**AIM OF THE EXERCISE**
Return the listing word for word, as given.

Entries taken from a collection
---
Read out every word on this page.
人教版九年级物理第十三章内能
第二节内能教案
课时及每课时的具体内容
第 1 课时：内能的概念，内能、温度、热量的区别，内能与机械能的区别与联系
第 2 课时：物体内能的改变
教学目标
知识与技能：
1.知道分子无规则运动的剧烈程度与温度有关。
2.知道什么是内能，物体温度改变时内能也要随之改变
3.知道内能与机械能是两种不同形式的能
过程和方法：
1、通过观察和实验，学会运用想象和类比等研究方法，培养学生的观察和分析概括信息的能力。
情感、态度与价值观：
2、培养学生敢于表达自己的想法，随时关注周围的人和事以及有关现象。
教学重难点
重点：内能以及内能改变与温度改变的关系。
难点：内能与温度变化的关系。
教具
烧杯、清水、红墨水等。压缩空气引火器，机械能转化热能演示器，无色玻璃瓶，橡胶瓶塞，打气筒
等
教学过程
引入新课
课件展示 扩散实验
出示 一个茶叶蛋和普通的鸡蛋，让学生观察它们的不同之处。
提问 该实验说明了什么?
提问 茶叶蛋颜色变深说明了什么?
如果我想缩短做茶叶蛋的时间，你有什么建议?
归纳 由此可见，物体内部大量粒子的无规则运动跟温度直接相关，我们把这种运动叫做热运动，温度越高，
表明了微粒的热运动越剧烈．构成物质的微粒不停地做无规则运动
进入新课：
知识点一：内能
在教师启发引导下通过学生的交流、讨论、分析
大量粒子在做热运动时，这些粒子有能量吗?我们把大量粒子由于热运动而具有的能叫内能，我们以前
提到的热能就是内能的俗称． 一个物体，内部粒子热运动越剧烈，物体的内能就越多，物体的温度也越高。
---
**FINISHED TASK**
Read out every word on this page.
人教版九年级物理第十三章内能
第二节内能教案
课时及每课时的具体内容
第 1 课时：内能的概念，内能、温度、热量的区别，内能与机械能的区别与联系
第 2 课时：物体内能的改变
教学目标
知识与技能：
1.知道分子无规则运动的剧烈程度与温度有关。
2.知道什么是内能，物体温度改变时内能也要随之改变
3.知道内能与机械能是两种不同形式的能
过程和方法：
1、通过观察和实验，学会运用想象和类比等研究方法，培养学生的观察和分析概括信息的能力。
情感、态度与价值观：
2、培养学生敢于表达自己的想法，随时关注周围的人和事以及有关现象。
教学重难点
重点：内能以及内能改变与温度改变的关系。
难点：内能与温度变化的关系。
教具
烧杯、清水、红墨水等。压缩空气引火器，机械能转化热能演示器，无色玻璃瓶，橡胶瓶塞，打气筒
等
教学过程
引入新课
课件展示 扩散实验
出示 一个茶叶蛋和普通的鸡蛋，让学生观察它们的不同之处。
提问 该实验说明了什么?
提问 茶叶蛋颜色变深说明了什么?
如果我想缩短做茶叶蛋的时间，你有什么建议?
归纳 由此可见，物体内部大量粒子的无规则运动跟温度直接相关，我们把这种运动叫做热运动，温度越高，
表明了微粒的热运动越剧烈．构成物质的微粒不停地做无规则运动
进入新课：
知识点一：内能
在教师启发引导下通过学生的交流、讨论、分析
大量粒子在做热运动时，这些粒子有能量吗?我们把大量粒子由于热运动而具有的能叫内能，我们以前
提到的热能就是内能的俗称． 一个物体，内部粒子热运动越剧烈，物体的内能就越多，物体的温度也越高。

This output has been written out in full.